* **EXERCISE**: How many lines in the records below contain the word "Hver"? Give only the number.

* **DATA LISTING**:

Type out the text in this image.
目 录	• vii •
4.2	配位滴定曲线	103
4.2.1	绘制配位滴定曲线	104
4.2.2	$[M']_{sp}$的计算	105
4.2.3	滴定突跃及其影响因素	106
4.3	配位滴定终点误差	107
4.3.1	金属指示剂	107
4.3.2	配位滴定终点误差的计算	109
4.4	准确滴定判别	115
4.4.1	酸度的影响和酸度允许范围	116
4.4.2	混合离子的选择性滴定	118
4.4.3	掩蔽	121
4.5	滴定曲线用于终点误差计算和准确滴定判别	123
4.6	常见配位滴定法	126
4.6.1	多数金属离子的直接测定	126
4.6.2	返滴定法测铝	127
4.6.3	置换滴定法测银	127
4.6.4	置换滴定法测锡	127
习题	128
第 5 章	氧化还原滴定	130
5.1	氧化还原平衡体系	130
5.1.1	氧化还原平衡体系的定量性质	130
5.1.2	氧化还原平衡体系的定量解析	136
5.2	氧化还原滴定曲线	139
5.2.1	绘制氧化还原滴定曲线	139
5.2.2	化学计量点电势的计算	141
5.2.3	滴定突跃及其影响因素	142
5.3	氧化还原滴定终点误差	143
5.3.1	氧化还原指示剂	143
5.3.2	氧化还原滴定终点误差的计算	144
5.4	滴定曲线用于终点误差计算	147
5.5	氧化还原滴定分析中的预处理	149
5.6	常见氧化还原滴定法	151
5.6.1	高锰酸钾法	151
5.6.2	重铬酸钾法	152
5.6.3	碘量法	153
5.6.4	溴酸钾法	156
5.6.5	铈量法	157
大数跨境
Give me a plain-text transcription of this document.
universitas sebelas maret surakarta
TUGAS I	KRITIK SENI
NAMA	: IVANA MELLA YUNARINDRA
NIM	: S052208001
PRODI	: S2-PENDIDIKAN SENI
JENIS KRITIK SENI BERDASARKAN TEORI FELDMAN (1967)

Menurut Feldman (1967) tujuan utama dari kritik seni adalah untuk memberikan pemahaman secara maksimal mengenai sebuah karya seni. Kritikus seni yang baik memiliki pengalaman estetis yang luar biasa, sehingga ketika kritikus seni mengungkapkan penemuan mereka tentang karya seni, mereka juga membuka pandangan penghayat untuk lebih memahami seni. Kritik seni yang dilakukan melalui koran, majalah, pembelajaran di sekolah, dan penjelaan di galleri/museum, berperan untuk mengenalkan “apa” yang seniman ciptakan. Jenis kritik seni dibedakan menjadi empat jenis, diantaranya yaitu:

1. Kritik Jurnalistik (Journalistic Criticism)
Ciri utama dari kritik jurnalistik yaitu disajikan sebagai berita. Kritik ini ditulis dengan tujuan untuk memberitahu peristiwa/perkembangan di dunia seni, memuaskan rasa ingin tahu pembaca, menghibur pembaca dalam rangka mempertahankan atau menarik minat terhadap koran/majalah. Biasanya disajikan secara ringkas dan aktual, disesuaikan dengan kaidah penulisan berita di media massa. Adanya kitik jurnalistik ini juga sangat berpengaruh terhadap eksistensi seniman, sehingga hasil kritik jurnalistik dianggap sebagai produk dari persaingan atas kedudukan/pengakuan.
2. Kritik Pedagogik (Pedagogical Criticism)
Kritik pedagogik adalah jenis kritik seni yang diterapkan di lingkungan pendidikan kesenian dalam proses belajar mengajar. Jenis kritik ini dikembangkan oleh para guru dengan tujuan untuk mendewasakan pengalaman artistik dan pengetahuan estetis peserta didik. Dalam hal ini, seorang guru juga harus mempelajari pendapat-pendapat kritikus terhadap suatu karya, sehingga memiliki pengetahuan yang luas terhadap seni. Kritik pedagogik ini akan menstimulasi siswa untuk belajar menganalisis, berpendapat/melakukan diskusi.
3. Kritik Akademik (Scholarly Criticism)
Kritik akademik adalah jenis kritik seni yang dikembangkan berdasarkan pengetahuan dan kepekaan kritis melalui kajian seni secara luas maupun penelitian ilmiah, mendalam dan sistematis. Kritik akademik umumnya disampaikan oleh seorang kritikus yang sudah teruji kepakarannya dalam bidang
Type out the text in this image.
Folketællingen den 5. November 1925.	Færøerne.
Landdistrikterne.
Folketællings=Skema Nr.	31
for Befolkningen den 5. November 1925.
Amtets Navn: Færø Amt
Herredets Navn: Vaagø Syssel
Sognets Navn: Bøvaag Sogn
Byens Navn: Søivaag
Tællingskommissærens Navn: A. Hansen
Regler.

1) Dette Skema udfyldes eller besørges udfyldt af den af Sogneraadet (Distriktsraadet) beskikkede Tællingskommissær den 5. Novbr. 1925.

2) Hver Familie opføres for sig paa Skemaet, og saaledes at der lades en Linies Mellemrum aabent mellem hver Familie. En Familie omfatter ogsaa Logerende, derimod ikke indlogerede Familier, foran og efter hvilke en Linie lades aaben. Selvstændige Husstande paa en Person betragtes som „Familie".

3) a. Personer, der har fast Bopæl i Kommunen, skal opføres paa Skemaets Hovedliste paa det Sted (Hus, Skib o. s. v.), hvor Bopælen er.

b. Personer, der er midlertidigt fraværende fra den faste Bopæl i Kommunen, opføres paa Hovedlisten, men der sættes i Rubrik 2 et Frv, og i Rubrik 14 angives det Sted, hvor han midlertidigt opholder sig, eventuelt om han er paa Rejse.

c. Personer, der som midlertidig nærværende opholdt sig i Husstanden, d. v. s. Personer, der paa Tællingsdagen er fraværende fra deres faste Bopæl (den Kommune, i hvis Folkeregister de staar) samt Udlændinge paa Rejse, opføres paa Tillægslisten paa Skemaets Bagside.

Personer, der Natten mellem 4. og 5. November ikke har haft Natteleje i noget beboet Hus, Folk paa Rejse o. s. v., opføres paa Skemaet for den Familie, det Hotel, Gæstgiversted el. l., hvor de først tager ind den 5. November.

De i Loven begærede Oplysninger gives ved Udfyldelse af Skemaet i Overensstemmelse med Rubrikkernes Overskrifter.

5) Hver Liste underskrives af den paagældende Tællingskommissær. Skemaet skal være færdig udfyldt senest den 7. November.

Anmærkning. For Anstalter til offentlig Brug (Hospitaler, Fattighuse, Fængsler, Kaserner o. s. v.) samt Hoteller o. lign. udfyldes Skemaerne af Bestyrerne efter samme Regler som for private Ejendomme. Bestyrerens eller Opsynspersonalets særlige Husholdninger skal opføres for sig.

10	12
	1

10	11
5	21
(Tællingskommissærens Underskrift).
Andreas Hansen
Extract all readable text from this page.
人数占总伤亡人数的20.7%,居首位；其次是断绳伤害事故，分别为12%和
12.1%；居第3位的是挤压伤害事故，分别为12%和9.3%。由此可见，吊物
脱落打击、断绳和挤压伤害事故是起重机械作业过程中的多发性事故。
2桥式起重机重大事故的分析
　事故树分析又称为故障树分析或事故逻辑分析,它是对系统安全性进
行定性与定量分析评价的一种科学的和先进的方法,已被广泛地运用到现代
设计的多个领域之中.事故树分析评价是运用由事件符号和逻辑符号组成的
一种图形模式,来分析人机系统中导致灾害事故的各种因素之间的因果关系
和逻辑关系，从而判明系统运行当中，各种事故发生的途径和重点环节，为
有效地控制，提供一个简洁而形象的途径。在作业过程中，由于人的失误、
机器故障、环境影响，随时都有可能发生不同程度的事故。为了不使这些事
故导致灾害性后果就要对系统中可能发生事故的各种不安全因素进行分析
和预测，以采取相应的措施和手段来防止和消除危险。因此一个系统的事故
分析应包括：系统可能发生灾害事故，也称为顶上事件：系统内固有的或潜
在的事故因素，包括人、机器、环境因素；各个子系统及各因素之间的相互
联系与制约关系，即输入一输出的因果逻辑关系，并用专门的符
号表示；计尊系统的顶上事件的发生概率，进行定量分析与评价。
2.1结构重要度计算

* **OUTPUT BELOW**: 2